Work required —
Condense the paragraph beginning "Interest Rate deregulation, like other stringent economy" in the text on interest rate deregulation into a short bulleted list that keeps its main facts.

Text block —
▶
Nigerians being what they are agitative and speculative went to town some decrying the policy as the last straw that would break the back of our fragile economy, others extolled the policy as the best and boldest steps ever taken towards the revamping of the ailing economy. These divergent views of the financial experts both in the academic and in the Banking sector about the likely impact of the interest rate deregulation motivated me to appraise the impact of the deregulation on commercial banking operation. Notable among those who bemoaned the deregulation of interest rate was Abiodum (1987). According to him, Deregulation a fragile economy like ours will have the overall effect of dampening it since the high interest rate will cause slow down investment as borrowing will be curtailed. But this view was opposed by Iklude (1987) 2. he was of the view that “interest rate deregulation will not only bring relief to the financially repressed economy but will ensure a real return on deposit which has over the year been negative. What these argument boiled down to was that interest rate deregulation would lead to efficient allocation of financial market resources because interest rate will now reflect relative scarcity and relative efficiency in different uses.
According to Abraham Nwankwo (1987) 3 “Bigger banks will price small ones out at the market by lending cheep to customers and paying them interest rate on their deposits”. It is in the light of the controversies that accompanied the interest rate deregulation that prompted the deregulation on commercial Bank lending operation.
STATEMENT OF THE PROBLEM
Interest Rate deregulation, like other stringent economy measured by the present administration has far reaching consequences on the nation’s banking industry and on the borrowing public. Commercial banks that had lent huge sums of money before the deregulation of interest rate were in stormy water making their customers repay their loans at the new rate. The borrowing public complained that their banks had without prior notice unleashed high interest rate on them. They were at daggers drawn as the measure created had blood between the banks and their customers. The interest rate deregulation with its attendant high interest payable on loan and advances terribly limited the borrower’s quest for loan/advances since it was impossible for most of them to get inflationary adjusted rate of return on their borrowed fund-this has remained elusive for many borrowers. Inspite of the deregulation, customers complain that commercial Banks pay very little interest rate for example on savings and charge borrowers/customers more than twice what they pay them on their savings accounts. This they complained was unfair as the return became negative when adjusted with the rate of inflation.
The general public also complained that banks (especially commercial and merchant Banks) have been posting huge profit after tax inspite of the bitting effect of the economy. The bank’s credit ceiling was partly responsible for the state of the affairs, invoking economic Aloxim that the constant liquidity mop up on the banking sector by the apex financial institution was also responsible saying, the more illiquid a bank is, the more profitable it becomes”.
A performance appraisal of the impact of the deregulation is long over due at least to shade light on the above controversies surrounding the policy three years after its introduction, thereafter, the problems are hereunder stated in question as follows:
(i) Did commercial bank’s loans and advances deteriorate during the deregulation of interest rate?
(ii) Did depositors react favourably by increasing the volume of their deposit after the deregulation?
(iii) How have commercial banks been surviving the directives of deregulating the interest rate in this sector of the economy?
OBJECTIVES OF THE STUDY
The study aims to determine and analyze the impact of interest rate deregulation in Nigeria specifically, the study seeks to answer the following questions:-
1. Whether the interest rate deregulation has affected the volume of commercial bank’s lending over the years.
2. Are the effect statically different according to the size of the banks?
◀
(Element region listings)
▶
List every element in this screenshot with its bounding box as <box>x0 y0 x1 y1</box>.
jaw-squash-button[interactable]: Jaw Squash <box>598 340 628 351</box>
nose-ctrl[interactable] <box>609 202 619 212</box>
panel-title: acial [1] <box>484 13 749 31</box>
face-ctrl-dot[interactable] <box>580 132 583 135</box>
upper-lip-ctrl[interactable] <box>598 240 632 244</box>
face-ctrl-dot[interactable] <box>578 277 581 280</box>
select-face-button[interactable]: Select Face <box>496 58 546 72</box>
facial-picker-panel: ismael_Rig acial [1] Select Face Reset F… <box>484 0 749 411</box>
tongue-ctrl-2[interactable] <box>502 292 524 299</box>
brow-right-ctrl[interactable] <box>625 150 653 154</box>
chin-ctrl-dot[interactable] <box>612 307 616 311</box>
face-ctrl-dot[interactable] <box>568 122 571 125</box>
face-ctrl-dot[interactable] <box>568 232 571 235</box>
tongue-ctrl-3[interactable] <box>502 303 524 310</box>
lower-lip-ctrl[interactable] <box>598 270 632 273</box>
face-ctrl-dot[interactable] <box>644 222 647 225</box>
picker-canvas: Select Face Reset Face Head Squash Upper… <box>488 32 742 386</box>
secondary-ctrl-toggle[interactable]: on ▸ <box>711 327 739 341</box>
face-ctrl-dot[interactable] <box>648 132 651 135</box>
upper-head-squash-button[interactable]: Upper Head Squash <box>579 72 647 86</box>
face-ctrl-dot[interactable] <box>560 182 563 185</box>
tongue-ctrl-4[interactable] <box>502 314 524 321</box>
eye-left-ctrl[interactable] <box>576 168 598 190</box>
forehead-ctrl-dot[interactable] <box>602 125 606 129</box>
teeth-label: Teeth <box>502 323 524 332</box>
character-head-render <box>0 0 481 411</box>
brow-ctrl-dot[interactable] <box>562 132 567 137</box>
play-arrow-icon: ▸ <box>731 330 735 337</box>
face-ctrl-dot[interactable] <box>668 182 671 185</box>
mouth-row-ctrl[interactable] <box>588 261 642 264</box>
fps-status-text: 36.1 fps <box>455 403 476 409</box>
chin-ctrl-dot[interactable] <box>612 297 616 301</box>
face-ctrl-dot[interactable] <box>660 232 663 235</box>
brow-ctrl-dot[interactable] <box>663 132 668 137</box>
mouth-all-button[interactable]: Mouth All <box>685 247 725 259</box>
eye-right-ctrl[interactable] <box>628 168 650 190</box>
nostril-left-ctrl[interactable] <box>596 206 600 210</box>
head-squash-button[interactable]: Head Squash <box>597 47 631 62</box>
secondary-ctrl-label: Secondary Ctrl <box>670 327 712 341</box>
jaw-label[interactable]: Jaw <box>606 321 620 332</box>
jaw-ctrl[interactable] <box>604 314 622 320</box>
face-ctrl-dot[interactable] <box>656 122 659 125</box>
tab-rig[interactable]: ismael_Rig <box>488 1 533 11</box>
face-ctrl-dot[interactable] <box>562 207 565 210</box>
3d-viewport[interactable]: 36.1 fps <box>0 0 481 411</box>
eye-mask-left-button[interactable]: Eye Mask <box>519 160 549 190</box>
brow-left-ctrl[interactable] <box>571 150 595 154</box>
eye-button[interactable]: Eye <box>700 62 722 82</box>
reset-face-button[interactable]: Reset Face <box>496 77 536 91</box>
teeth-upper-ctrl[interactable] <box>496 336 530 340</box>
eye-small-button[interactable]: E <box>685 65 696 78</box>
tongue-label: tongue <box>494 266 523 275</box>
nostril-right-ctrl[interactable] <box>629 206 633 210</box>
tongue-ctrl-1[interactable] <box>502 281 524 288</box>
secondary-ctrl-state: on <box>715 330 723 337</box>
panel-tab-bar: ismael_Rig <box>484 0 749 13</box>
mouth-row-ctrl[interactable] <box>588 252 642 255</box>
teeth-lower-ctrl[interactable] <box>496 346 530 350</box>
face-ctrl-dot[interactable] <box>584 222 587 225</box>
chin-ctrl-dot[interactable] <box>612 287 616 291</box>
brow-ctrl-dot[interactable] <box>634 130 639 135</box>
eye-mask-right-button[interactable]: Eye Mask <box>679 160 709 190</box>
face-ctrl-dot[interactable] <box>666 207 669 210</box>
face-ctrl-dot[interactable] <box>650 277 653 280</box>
◀
Output for this exercise —
- Like the administration's other stringent economic measures, interest rate deregulation had far-reaching consequences for the banking industry and the borrowing public.
- Commercial banks that had lent large sums before deregulation struggled to make customers repay at the new rate.
- Borrowers complained that banks had imposed high interest rates without prior notice, which caused bad blood between banks and customers.
- High interest on loans and advances sharply limited borrowing, because most borrowers could not earn an inflation-adjusted return on borrowed funds.
- Customers say banks still pay very little interest on savings while charging borrowers more than twice that rate. They call this unfair because the return turns negative once adjusted for inflation.